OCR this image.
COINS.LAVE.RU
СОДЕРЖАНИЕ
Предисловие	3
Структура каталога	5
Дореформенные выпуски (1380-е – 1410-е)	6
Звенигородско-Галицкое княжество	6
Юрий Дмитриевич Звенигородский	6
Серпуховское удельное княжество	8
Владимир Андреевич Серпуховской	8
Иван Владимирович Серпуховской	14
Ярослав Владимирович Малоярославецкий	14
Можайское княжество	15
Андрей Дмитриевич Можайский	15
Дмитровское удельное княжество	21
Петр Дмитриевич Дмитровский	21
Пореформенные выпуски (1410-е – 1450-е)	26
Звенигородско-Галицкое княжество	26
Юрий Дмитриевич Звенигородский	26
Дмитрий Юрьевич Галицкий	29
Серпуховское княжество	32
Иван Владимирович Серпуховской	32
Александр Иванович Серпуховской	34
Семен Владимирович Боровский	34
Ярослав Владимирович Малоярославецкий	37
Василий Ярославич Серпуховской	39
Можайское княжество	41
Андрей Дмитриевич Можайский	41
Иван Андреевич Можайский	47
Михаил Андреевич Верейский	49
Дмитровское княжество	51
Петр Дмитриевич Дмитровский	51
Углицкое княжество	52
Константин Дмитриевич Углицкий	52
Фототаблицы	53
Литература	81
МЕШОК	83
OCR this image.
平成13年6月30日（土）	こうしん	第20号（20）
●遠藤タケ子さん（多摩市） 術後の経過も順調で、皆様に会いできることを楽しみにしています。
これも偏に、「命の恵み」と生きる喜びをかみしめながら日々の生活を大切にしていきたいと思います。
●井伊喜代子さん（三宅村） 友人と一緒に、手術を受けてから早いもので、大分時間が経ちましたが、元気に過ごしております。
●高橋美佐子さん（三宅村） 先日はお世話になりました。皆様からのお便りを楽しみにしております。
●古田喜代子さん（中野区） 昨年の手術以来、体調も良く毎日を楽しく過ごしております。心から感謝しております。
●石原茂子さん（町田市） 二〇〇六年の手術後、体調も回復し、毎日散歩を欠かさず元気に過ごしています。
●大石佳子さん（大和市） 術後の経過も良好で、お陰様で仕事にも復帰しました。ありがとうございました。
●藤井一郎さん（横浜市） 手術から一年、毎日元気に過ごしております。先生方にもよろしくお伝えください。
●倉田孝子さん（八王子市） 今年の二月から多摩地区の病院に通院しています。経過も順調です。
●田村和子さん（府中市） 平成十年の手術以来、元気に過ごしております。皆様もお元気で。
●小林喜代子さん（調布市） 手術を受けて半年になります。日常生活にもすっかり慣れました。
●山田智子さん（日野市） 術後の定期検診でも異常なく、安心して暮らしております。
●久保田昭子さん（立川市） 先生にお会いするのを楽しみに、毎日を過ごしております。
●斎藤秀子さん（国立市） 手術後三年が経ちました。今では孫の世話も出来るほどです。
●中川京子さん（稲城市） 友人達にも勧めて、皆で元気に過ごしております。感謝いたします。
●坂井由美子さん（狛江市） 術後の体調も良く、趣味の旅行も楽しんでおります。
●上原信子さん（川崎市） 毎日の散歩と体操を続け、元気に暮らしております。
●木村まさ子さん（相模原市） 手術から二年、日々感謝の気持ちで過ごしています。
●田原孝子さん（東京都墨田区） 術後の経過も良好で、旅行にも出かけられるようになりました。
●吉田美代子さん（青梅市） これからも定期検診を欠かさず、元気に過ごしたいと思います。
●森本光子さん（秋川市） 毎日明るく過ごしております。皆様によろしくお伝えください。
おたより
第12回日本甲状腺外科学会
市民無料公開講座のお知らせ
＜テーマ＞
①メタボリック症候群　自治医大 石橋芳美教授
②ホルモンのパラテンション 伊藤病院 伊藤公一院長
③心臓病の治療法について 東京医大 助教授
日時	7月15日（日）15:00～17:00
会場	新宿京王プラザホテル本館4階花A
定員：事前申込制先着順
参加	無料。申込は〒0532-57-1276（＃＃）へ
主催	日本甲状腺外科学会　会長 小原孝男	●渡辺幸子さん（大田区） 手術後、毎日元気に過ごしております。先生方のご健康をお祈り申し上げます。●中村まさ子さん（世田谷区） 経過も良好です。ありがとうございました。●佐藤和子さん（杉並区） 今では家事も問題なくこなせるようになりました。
§ §
▶ _The task_: Write every entry out again exactly.

▶ _Complete answer_:
OCR this image.
COINS.LAVE.RU
СОДЕРЖАНИЕ
Предисловие	3
Структура каталога	5
Дореформенные выпуски (1380-е – 1410-е)	6
Звенигородско-Галицкое княжество	6
Юрий Дмитриевич Звенигородский	6
Серпуховское удельное княжество	8
Владимир Андреевич Серпуховской	8
Иван Владимирович Серпуховской	14
Ярослав Владимирович Малоярославецкий	14
Можайское княжество	15
Андрей Дмитриевич Можайский	15
Дмитровское удельное княжество	21
Петр Дмитриевич Дмитровский	21
Пореформенные выпуски (1410-е – 1450-е)	26
Звенигородско-Галицкое княжество	26
Юрий Дмитриевич Звенигородский	26
Дмитрий Юрьевич Галицкий	29
Серпуховское княжество	32
Иван Владимирович Серпуховской	32
Александр Иванович Серпуховской	34
Семен Владимирович Боровский	34
Ярослав Владимирович Малоярославецкий	37
Василий Ярославич Серпуховской	39
Можайское княжество	41
Андрей Дмитриевич Можайский	41
Иван Андреевич Можайский	47
Михаил Андреевич Верейский	49
Дмитровское княжество	51
Петр Дмитриевич Дмитровский	51
Углицкое княжество	52
Константин Дмитриевич Углицкий	52
Фототаблицы	53
Литература	81
МЕШОК	83
OCR this image.
平成13年6月30日（土）	こうしん	第20号（20）
●遠藤タケ子さん（多摩市） 術後の経過も順調で、皆様に会いできることを楽しみにしています。
これも偏に、「命の恵み」と生きる喜びをかみしめながら日々の生活を大切にしていきたいと思います。
●井伊喜代子さん（三宅村） 友人と一緒に、手術を受けてから早いもので、大分時間が経ちましたが、元気に過ごしております。
●高橋美佐子さん（三宅村） 先日はお世話になりました。皆様からのお便りを楽しみにしております。
●古田喜代子さん（中野区） 昨年の手術以来、体調も良く毎日を楽しく過ごしております。心から感謝しております。
●石原茂子さん（町田市） 二〇〇六年の手術後、体調も回復し、毎日散歩を欠かさず元気に過ごしています。
●大石佳子さん（大和市） 術後の経過も良好で、お陰様で仕事にも復帰しました。ありがとうございました。
●藤井一郎さん（横浜市） 手術から一年、毎日元気に過ごしております。先生方にもよろしくお伝えください。
●倉田孝子さん（八王子市） 今年の二月から多摩地区の病院に通院しています。経過も順調です。
●田村和子さん（府中市） 平成十年の手術以来、元気に過ごしております。皆様もお元気で。
●小林喜代子さん（調布市） 手術を受けて半年になります。日常生活にもすっかり慣れました。
●山田智子さん（日野市） 術後の定期検診でも異常なく、安心して暮らしております。
●久保田昭子さん（立川市） 先生にお会いするのを楽しみに、毎日を過ごしております。
●斎藤秀子さん（国立市） 手術後三年が経ちました。今では孫の世話も出来るほどです。
●中川京子さん（稲城市） 友人達にも勧めて、皆で元気に過ごしております。感謝いたします。
●坂井由美子さん（狛江市） 術後の体調も良く、趣味の旅行も楽しんでおります。
●上原信子さん（川崎市） 毎日の散歩と体操を続け、元気に暮らしております。
●木村まさ子さん（相模原市） 手術から二年、日々感謝の気持ちで過ごしています。
●田原孝子さん（東京都墨田区） 術後の経過も良好で、旅行にも出かけられるようになりました。
●吉田美代子さん（青梅市） これからも定期検診を欠かさず、元気に過ごしたいと思います。
●森本光子さん（秋川市） 毎日明るく過ごしております。皆様によろしくお伝えください。
おたより
第12回日本甲状腺外科学会
市民無料公開講座のお知らせ
＜テーマ＞
①メタボリック症候群　自治医大 石橋芳美教授
②ホルモンのパラテンション 伊藤病院 伊藤公一院長
③心臓病の治療法について 東京医大 助教授
日時	7月15日（日）15:00～17:00
会場	新宿京王プラザホテル本館4階花A
定員：事前申込制先着順
参加	無料。申込は〒0532-57-1276（＃＃）へ
主催	日本甲状腺外科学会　会長 小原孝男	●渡辺幸子さん（大田区） 手術後、毎日元気に過ごしております。先生方のご健康をお祈り申し上げます。●中村まさ子さん（世田谷区） 経過も良好です。ありがとうございました。●佐藤和子さん（杉並区） 今では家事も問題なくこなせるようになりました。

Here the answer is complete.